-- Start of Records provided --

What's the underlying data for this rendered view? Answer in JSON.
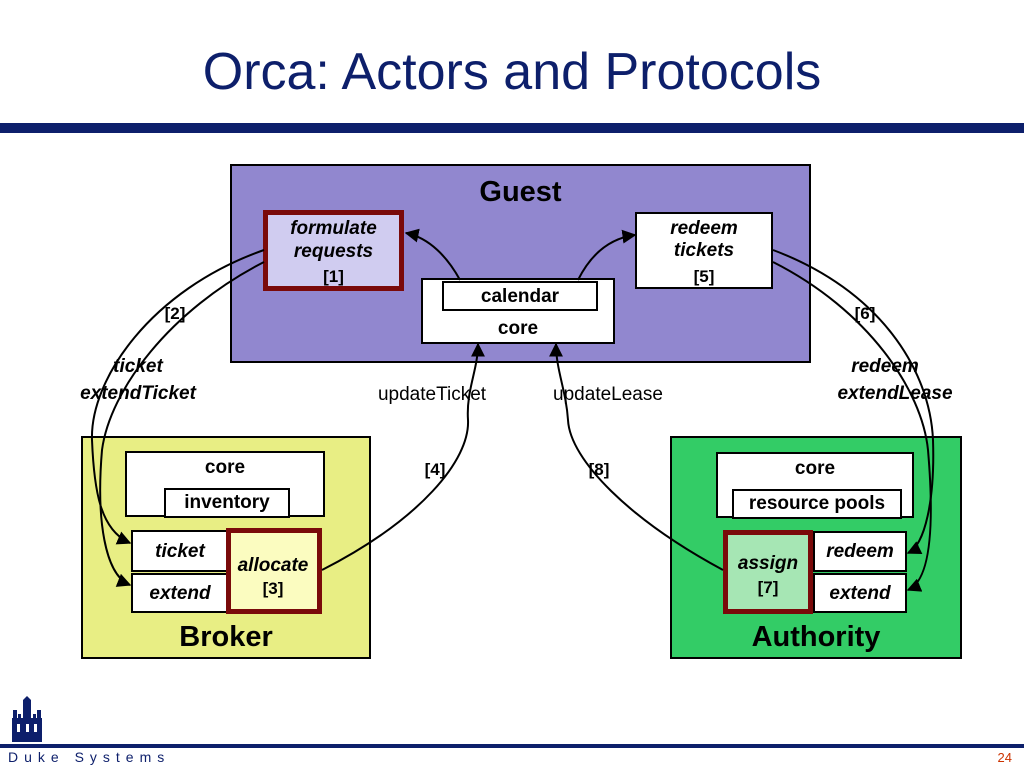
{
  "title": "Orca: Actors and Protocols",
  "guest": {
    "title": "Guest",
    "formulate_line1": "formulate",
    "formulate_line2": "requests",
    "formulate_num": "[1]",
    "redeem_line1": "redeem",
    "redeem_line2": "tickets",
    "redeem_num": "[5]",
    "calendar": "calendar",
    "core": "core"
  },
  "broker": {
    "title": "Broker",
    "core": "core",
    "inventory": "inventory",
    "ticket": "ticket",
    "extend": "extend",
    "allocate": "allocate",
    "allocate_num": "[3]"
  },
  "authority": {
    "title": "Authority",
    "core": "core",
    "resource_pools": "resource pools",
    "assign": "assign",
    "assign_num": "[7]",
    "redeem": "redeem",
    "extend": "extend"
  },
  "protocols": {
    "step2": "[2]",
    "ticket": "ticket",
    "extendTicket": "extendTicket",
    "step4": "[4]",
    "updateTicket": "updateTicket",
    "updateLease": "updateLease",
    "step8": "[8]",
    "step6": "[6]",
    "redeem": "redeem",
    "extendLease": "extendLease"
  },
  "footer": {
    "org": "Duke Systems",
    "page": "24"
  },
  "colors": {
    "title": "#0d1f6b",
    "guest_panel": "#9187cf",
    "broker_panel": "#e8ee84",
    "authority_panel": "#33cc66",
    "highlight_border": "#7a0a0a",
    "formulate_fill": "#d0ccf0",
    "allocate_fill": "#fbfcc0",
    "assign_fill": "#a6e6b4",
    "page_number": "#cc3300"
  },
  "icons": {
    "logo": "duke-chapel-logo-icon"
  }
}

-- End of Records provided --

§ What you are asked to do
Restate the listing above word for word, and skip the pictures.

§ Exercise output
What's the underlying data for this rendered view? Answer in JSON.
{
  "title": "Orca: Actors and Protocols",
  "guest": {
    "title": "Guest",
    "formulate_line1": "formulate",
    "formulate_line2": "requests",
    "formulate_num": "[1]",
    "redeem_line1": "redeem",
    "redeem_line2": "tickets",
    "redeem_num": "[5]",
    "calendar": "calendar",
    "core": "core"
  },
  "broker": {
    "title": "Broker",
    "core": "core",
    "inventory": "inventory",
    "ticket": "ticket",
    "extend": "extend",
    "allocate": "allocate",
    "allocate_num": "[3]"
  },
  "authority": {
    "title": "Authority",
    "core": "core",
    "resource_pools": "resource pools",
    "assign": "assign",
    "assign_num": "[7]",
    "redeem": "redeem",
    "extend": "extend"
  },
  "protocols": {
    "step2": "[2]",
    "ticket": "ticket",
    "extendTicket": "extendTicket",
    "step4": "[4]",
    "updateTicket": "updateTicket",
    "updateLease": "updateLease",
    "step8": "[8]",
    "step6": "[6]",
    "redeem": "redeem",
    "extendLease": "extendLease"
  },
  "footer": {
    "org": "Duke Systems",
    "page": "24"
  },
  "colors": {
    "title": "#0d1f6b",
    "guest_panel": "#9187cf",
    "broker_panel": "#e8ee84",
    "authority_panel": "#33cc66",
    "highlight_border": "#7a0a0a",
    "formulate_fill": "#d0ccf0",
    "allocate_fill": "#fbfcc0",
    "assign_fill": "#a6e6b4",
    "page_number": "#cc3300"
  },
  "icons": {
    "logo": "duke-chapel-logo-icon"
  }
}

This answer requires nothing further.